## [Available records]
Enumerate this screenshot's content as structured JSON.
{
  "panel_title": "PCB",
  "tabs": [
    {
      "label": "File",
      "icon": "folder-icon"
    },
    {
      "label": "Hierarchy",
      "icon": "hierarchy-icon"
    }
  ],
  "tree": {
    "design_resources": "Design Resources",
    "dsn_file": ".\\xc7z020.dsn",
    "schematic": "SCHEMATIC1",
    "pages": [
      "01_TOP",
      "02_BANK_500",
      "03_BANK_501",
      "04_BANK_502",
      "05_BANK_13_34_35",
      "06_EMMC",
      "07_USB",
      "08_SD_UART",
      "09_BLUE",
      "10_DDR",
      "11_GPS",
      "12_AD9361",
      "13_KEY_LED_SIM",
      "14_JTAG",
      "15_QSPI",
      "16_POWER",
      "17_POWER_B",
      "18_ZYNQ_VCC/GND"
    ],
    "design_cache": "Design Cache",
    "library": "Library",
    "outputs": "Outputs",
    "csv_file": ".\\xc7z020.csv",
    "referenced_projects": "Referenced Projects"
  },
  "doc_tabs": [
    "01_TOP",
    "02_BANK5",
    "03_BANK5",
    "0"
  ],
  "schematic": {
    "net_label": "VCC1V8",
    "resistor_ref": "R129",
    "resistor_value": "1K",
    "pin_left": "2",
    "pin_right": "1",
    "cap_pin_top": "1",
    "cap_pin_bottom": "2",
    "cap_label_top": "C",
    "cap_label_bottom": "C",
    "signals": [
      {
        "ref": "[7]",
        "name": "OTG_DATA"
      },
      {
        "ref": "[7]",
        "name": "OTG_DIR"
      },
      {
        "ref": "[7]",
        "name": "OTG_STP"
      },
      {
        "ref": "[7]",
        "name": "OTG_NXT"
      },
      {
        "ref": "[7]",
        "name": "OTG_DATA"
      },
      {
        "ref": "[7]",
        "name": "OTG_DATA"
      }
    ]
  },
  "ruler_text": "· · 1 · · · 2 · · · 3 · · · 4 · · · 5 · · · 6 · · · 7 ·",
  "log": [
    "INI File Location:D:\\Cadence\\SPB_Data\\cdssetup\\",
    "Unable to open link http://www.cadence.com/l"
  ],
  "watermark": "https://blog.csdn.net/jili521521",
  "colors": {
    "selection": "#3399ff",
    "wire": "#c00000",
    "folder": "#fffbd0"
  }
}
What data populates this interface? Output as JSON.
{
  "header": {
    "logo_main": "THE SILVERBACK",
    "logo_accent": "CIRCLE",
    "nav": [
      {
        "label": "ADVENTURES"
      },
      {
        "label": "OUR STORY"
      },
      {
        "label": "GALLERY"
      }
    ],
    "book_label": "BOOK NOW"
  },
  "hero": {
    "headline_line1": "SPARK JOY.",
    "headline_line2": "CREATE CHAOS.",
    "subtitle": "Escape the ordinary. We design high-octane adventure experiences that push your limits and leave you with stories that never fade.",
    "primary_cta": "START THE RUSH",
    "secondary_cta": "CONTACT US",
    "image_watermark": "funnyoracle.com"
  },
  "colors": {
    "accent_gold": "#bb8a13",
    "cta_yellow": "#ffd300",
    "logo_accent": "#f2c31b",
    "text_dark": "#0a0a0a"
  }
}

## [Goal]
Repeat, with no changes, each line from the one with "What data populates" to the end of the listing, including both ends and nothing else.

## [Exercise response]
What data populates this interface? Output as JSON.
{
  "header": {
    "logo_main": "THE SILVERBACK",
    "logo_accent": "CIRCLE",
    "nav": [
      {
        "label": "ADVENTURES"
      },
      {
        "label": "OUR STORY"
      },
      {
        "label": "GALLERY"
      }
    ],
    "book_label": "BOOK NOW"
  },
  "hero": {
    "headline_line1": "SPARK JOY.",
    "headline_line2": "CREATE CHAOS.",
    "subtitle": "Escape the ordinary. We design high-octane adventure experiences that push your limits and leave you with stories that never fade.",
    "primary_cta": "START THE RUSH",
    "secondary_cta": "CONTACT US",
    "image_watermark": "funnyoracle.com"
  },
  "colors": {
    "accent_gold": "#bb8a13",
    "cta_yellow": "#ffd300",
    "logo_accent": "#f2c31b",
    "text_dark": "#0a0a0a"
  }
}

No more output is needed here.